--- The input ---
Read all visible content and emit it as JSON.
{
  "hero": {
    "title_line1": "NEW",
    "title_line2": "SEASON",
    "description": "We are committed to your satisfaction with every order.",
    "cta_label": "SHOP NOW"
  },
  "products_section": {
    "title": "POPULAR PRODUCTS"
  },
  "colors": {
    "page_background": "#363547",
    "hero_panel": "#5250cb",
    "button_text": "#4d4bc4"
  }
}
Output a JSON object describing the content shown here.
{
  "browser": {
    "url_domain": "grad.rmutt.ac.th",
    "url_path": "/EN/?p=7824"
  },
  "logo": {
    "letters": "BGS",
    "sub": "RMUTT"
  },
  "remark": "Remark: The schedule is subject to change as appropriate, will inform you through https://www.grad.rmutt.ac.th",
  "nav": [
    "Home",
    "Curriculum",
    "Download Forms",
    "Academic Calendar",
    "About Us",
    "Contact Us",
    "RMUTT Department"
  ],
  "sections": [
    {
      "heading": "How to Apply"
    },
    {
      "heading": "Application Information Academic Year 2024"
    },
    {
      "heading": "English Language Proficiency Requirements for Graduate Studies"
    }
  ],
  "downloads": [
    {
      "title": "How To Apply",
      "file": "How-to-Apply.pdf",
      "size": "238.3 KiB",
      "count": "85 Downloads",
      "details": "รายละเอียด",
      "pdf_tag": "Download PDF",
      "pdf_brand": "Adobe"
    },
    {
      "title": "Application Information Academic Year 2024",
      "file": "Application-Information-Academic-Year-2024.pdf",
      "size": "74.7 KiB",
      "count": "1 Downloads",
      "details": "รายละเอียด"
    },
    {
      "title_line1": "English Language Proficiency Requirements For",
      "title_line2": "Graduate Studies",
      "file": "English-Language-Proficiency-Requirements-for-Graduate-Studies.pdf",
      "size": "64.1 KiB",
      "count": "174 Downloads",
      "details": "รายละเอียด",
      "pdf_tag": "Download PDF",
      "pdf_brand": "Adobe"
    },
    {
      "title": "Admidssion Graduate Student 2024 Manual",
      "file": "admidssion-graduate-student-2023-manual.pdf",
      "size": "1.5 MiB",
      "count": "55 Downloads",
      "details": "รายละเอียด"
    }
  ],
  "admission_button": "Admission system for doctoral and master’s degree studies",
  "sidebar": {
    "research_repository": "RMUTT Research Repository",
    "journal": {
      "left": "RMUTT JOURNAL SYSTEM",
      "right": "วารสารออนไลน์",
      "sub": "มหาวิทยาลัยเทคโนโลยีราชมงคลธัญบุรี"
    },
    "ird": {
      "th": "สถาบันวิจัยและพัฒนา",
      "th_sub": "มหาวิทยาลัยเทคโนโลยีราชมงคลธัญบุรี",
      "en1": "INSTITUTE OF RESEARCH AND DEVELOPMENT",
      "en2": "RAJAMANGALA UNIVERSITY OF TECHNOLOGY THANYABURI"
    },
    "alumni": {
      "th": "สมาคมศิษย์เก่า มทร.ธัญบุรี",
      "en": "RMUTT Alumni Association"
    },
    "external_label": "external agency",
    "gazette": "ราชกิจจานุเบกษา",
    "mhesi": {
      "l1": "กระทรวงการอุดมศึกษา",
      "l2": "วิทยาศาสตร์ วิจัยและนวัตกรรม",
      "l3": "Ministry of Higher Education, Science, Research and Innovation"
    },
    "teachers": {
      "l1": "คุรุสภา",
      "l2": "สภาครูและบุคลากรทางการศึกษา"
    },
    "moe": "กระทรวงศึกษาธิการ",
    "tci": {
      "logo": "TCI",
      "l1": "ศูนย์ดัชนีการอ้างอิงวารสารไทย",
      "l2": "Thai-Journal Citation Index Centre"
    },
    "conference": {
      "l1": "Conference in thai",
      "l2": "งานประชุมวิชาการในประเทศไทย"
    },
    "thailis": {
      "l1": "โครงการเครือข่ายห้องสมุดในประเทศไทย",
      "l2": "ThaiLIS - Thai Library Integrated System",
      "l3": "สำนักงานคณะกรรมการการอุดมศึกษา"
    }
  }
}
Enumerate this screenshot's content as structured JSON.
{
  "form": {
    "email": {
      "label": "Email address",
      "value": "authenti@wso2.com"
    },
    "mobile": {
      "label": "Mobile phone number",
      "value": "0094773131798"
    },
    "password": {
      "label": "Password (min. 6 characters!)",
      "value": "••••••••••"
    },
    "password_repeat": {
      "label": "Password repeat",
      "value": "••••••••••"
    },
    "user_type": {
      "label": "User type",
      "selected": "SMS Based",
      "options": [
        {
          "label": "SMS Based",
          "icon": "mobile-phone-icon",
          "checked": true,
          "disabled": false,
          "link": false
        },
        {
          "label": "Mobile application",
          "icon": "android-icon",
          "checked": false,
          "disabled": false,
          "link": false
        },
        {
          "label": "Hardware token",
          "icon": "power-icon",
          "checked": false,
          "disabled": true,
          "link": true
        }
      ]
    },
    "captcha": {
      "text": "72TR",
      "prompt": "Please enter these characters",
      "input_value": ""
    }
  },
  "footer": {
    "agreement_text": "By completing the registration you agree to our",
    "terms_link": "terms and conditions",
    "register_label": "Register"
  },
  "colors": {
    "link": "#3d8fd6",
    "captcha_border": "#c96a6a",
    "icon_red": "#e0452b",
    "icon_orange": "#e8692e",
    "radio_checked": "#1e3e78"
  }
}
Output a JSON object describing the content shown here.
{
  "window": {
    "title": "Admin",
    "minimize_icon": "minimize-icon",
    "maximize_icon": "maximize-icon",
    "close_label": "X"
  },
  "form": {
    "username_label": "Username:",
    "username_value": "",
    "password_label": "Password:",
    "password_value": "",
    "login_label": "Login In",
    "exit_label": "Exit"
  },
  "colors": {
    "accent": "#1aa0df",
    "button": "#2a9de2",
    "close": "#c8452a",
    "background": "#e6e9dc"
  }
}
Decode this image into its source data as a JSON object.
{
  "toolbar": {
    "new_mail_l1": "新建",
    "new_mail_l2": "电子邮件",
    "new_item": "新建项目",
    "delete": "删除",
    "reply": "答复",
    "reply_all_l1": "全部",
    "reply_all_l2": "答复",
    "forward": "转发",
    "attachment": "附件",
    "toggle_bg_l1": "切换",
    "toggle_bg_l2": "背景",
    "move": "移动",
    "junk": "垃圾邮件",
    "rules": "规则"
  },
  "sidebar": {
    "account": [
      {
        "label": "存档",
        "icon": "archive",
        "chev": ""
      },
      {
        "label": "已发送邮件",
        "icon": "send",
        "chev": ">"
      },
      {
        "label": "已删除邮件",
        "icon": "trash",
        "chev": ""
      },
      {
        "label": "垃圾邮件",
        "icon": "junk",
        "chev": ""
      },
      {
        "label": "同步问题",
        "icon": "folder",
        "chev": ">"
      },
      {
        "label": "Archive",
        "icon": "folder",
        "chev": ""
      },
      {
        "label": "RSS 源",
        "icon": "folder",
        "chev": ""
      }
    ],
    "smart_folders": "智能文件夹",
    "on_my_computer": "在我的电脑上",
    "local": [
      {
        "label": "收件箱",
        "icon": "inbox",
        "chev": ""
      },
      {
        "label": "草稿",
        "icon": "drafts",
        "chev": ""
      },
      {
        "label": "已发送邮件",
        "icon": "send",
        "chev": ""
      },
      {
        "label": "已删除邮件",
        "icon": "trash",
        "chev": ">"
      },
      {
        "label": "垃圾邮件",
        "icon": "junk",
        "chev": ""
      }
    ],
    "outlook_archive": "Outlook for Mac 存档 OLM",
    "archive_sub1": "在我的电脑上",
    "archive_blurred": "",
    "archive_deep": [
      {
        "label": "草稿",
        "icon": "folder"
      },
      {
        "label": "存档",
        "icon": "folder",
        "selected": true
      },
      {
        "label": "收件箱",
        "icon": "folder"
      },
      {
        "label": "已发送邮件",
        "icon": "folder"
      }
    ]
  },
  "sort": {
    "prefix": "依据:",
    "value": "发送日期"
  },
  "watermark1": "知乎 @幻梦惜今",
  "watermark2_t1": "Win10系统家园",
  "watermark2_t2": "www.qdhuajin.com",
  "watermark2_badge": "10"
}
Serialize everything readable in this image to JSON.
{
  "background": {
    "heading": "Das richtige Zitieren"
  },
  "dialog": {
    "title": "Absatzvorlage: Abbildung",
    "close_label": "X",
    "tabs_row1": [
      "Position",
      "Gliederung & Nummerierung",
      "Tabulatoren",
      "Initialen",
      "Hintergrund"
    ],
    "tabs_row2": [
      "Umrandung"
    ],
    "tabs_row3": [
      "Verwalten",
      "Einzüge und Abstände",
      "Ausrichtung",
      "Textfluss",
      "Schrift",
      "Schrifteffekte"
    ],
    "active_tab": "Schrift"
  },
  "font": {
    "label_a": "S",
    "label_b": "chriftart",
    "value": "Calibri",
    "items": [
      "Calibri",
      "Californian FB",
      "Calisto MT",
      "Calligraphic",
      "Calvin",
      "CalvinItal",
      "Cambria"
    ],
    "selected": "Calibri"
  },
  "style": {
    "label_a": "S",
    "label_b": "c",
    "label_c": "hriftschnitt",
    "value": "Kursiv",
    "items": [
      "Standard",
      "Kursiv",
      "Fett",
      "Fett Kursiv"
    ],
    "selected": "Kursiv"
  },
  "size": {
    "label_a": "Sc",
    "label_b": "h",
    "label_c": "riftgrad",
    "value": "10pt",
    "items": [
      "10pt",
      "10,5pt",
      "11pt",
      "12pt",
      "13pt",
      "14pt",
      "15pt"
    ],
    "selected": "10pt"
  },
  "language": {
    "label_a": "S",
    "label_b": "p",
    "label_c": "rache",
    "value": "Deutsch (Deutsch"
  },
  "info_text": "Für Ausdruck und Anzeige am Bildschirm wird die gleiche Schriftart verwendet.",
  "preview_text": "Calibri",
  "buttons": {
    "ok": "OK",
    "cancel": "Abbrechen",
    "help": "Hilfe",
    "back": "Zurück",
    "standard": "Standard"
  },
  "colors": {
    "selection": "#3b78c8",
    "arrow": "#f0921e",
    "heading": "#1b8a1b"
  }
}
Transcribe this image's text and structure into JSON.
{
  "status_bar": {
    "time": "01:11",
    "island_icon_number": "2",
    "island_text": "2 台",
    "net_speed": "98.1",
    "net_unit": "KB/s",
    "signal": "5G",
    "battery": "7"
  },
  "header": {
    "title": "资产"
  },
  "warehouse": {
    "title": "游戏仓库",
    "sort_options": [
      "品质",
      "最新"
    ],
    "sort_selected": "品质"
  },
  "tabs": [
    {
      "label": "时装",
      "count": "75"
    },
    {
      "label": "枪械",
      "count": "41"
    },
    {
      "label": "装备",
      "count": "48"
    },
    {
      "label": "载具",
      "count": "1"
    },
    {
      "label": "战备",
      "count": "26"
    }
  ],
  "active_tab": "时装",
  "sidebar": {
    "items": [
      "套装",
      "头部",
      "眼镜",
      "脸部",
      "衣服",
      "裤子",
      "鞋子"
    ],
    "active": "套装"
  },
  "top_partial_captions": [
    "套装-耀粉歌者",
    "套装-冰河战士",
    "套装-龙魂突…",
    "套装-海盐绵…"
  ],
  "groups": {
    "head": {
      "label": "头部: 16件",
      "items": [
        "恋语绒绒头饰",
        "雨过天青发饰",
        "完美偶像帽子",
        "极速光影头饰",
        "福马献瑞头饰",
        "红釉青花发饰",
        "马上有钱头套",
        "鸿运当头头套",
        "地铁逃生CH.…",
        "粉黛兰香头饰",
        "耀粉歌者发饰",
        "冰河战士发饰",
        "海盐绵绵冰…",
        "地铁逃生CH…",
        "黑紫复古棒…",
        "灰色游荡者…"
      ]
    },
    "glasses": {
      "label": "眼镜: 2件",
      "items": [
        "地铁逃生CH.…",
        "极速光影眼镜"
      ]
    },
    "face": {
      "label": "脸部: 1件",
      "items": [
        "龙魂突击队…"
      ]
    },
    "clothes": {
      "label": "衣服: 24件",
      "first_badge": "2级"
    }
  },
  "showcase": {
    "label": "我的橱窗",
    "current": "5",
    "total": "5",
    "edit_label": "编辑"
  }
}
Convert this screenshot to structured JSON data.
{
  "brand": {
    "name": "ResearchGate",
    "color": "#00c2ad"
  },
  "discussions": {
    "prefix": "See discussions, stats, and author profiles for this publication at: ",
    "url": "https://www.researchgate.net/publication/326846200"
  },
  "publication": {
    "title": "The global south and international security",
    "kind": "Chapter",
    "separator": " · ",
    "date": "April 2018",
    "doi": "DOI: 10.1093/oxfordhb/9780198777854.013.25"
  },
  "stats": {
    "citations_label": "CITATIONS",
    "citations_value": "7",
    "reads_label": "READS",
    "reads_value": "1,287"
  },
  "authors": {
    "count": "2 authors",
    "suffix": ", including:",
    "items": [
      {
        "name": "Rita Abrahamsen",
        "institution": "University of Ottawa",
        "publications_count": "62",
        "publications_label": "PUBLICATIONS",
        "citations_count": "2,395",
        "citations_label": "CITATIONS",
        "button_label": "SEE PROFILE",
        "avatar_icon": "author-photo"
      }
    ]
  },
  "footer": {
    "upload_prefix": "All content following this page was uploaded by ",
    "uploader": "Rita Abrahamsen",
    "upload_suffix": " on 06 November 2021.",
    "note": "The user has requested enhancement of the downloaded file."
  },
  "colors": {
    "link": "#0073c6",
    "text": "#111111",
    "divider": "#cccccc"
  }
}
---
Problem statement:
Copy every line of the listing containing the string "discussions".

Answer to this problem:
  "discussions": {
    "prefix": "See discussions, stats, and author profiles for this publication at: ",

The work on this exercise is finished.